According to the text on road bikes, who designed the 3T Strada?
:: READING TEXT
The C40 was unique for introducing carbon tubes to the classic Master style of framebuilding, including lugged construction and bevelled tube profiles, and the C64 takes the concept to the next level.

The tubes are still bevelled, but are now more squared off and massively oversized for stiffness. Each frame is made in Italy, even though Colnago has moved much of its production to the Far East, which shows just how much this model still means to 88-year-old Ernesto Colnago.

The ride may not be the lightest or most aerodynamic on offer, but it oozes class, and few bikes will ever match the Colnago C64 for pure desirability.

Read our in-depth review of the Colnago C64 here

3T Strada

£3,700 frameset, saddleback.co.uk

3T’s radical Strada came from the mind of Cervélo co-founder and all-round engineering whizz Gerard Vroomen. The frame has all the trappings of an aero road bike, but it has been designed around wide tyres and 1x gearing.

Wide tyres offer comfort without impairing aerodynamics, and the 1x system provides almost all the gearing of a 2x system despite being lighter and more aerodynamic – according to Vroomen, a front derailleur can cost in the region of 7 watts at 32kmh.

Read our review of the 3T Strada here

Bianchi Specialissima

From £4,800, bianchi.com

The Specialissima is Bianchi’s lightweight climbing bike, and is also one of the most classically elegant bikes in the pro peloton.

Eschewing the curves and sharp edges of most modern race bikes, the Specialissima oozes Italian heritage but is still every bit the technical racer.
::::
:: INFORMATION PROVIDED
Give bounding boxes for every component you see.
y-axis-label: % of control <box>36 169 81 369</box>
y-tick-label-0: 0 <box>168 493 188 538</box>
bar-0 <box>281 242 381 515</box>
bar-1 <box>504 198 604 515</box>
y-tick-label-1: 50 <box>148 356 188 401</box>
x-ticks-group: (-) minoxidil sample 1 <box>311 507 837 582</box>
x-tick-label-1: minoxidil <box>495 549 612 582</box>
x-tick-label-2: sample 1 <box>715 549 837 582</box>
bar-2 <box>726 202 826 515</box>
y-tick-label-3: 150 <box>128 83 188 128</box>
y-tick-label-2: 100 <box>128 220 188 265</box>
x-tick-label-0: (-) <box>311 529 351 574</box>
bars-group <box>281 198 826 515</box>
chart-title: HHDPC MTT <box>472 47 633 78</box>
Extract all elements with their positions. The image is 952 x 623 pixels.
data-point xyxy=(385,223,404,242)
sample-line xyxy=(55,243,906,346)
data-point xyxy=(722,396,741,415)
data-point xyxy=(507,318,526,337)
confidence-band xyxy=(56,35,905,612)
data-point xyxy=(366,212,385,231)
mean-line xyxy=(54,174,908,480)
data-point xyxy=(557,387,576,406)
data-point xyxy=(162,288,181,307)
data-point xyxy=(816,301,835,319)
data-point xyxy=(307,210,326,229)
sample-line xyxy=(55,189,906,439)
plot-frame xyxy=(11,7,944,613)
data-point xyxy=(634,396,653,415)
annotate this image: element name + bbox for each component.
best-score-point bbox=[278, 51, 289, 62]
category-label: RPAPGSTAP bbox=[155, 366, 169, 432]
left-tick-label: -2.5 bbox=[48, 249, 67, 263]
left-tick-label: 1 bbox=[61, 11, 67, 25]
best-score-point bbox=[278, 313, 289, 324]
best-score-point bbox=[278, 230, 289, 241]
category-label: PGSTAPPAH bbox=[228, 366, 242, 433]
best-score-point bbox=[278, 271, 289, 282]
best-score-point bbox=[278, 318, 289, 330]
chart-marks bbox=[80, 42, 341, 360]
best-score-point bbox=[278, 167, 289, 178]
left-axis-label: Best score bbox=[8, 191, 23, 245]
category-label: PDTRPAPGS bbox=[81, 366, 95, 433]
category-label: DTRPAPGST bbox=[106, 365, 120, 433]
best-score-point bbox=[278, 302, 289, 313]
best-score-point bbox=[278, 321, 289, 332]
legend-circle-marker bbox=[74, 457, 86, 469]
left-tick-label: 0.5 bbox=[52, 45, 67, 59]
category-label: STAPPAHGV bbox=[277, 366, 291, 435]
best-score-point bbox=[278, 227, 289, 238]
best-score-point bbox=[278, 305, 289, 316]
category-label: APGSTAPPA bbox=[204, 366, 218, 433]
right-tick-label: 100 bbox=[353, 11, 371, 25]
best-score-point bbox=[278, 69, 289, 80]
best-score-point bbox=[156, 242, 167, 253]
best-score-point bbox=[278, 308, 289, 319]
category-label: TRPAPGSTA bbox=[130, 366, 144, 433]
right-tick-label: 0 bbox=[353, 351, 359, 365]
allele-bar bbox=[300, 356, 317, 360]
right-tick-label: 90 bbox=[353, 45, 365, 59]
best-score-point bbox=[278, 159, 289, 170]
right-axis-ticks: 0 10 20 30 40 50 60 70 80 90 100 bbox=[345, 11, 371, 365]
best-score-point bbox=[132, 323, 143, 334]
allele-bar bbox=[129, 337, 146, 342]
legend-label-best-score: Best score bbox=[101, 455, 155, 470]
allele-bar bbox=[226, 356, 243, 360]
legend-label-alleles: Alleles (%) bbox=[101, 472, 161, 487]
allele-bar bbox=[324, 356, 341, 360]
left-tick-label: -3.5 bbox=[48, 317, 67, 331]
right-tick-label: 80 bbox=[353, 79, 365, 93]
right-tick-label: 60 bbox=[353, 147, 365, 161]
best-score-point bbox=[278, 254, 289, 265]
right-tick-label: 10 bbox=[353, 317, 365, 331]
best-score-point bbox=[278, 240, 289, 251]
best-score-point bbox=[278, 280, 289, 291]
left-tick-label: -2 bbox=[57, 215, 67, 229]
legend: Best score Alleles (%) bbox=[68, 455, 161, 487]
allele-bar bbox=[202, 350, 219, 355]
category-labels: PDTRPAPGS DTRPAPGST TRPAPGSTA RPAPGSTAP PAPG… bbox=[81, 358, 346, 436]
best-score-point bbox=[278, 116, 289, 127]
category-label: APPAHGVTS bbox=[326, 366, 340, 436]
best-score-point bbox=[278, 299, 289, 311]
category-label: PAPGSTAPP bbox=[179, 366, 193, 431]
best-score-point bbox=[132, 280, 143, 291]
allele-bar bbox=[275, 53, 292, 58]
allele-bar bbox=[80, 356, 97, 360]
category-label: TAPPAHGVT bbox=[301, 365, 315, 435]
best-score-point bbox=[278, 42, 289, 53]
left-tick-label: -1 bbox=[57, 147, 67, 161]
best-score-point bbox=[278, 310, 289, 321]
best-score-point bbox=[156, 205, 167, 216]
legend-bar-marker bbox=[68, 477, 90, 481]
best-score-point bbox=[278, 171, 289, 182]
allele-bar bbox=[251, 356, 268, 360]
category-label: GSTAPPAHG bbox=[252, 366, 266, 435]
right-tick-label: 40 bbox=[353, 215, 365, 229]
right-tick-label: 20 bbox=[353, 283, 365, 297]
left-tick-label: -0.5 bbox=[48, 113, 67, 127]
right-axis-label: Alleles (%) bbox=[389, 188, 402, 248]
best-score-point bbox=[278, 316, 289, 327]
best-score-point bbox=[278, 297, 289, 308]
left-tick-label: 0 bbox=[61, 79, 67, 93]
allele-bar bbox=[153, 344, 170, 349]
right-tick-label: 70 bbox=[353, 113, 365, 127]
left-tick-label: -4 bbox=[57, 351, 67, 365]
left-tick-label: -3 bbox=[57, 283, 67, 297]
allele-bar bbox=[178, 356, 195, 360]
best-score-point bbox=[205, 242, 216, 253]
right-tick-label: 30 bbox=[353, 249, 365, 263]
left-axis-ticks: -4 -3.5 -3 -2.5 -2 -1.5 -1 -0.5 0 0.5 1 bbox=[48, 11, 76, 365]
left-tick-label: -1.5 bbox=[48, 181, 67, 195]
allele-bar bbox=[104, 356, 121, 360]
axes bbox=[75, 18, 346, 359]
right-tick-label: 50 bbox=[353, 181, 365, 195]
::::
YOUR SOLUTION: Gerard Vroomen, a co-founder of Cervélo.